** Start Material shown **

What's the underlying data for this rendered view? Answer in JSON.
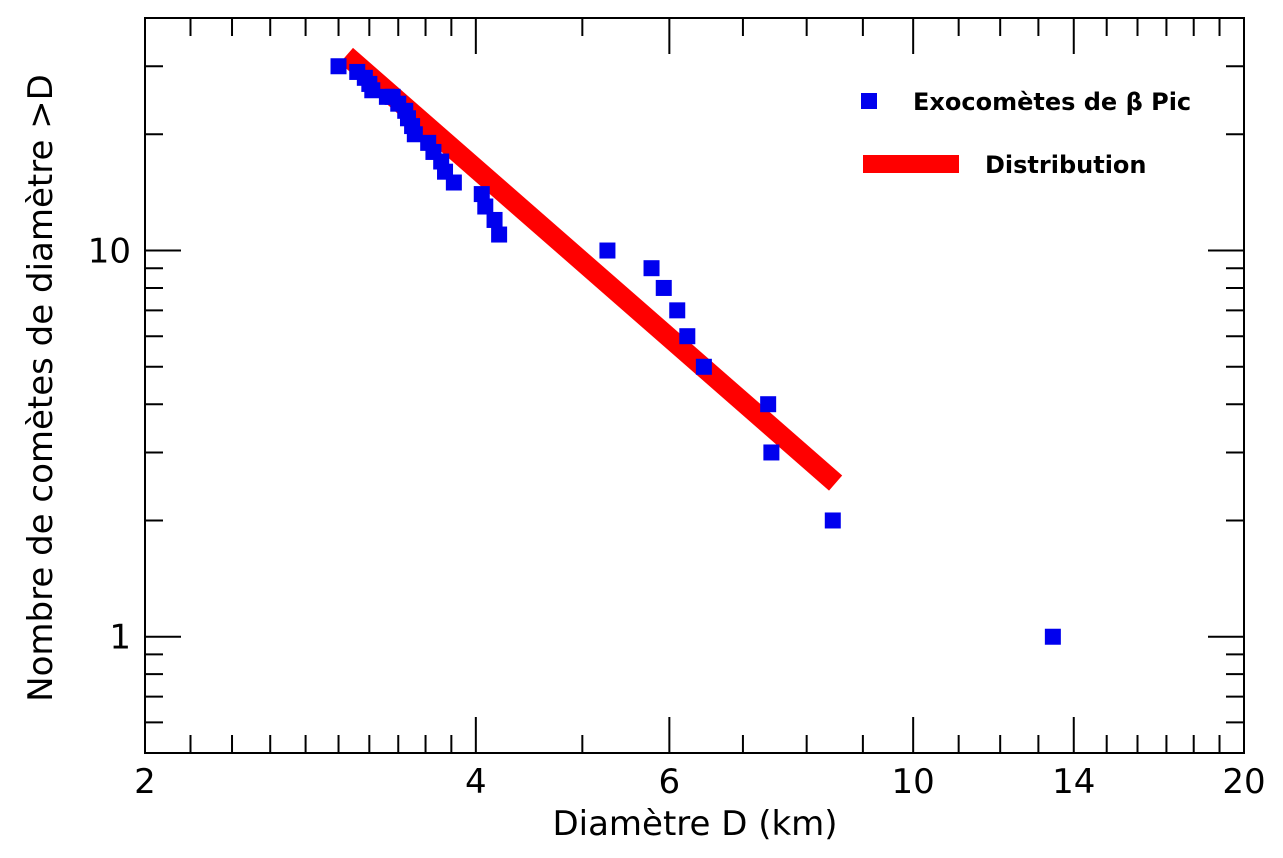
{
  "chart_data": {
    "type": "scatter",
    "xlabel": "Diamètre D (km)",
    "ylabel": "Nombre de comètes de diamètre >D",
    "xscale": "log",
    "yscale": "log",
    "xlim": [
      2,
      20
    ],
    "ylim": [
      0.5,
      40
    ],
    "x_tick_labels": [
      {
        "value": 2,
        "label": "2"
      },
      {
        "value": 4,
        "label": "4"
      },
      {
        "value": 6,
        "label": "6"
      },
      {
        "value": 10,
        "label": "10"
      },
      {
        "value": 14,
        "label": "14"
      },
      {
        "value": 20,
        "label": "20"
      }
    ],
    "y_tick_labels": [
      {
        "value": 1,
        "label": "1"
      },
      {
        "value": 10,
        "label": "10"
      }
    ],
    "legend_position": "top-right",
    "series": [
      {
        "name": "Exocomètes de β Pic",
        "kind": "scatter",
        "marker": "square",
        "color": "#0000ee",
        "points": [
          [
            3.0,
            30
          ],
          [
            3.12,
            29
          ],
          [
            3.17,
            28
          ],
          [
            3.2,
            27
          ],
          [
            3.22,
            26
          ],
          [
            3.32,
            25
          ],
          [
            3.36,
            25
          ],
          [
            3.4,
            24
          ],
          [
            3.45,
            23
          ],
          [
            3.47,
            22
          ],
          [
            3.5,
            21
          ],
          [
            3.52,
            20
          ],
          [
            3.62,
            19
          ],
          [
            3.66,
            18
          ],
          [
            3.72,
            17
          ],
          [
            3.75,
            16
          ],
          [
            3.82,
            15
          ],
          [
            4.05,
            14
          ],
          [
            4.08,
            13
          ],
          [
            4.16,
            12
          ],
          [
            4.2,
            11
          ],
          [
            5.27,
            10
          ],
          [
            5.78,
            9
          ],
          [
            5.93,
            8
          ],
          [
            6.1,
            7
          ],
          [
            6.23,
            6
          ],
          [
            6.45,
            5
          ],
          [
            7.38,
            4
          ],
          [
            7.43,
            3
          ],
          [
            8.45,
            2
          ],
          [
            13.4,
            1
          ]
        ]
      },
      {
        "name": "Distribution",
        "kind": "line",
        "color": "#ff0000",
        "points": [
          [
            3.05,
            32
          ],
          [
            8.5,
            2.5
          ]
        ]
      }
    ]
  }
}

** End Material shown **

Scan the listing above. Collect all lines with the word "value".

        "value": 2,
        "value": 4,
        "value": 6,
        "value": 10,
        "value": 14,
        "value": 20,
        "value": 1,
        "value": 10,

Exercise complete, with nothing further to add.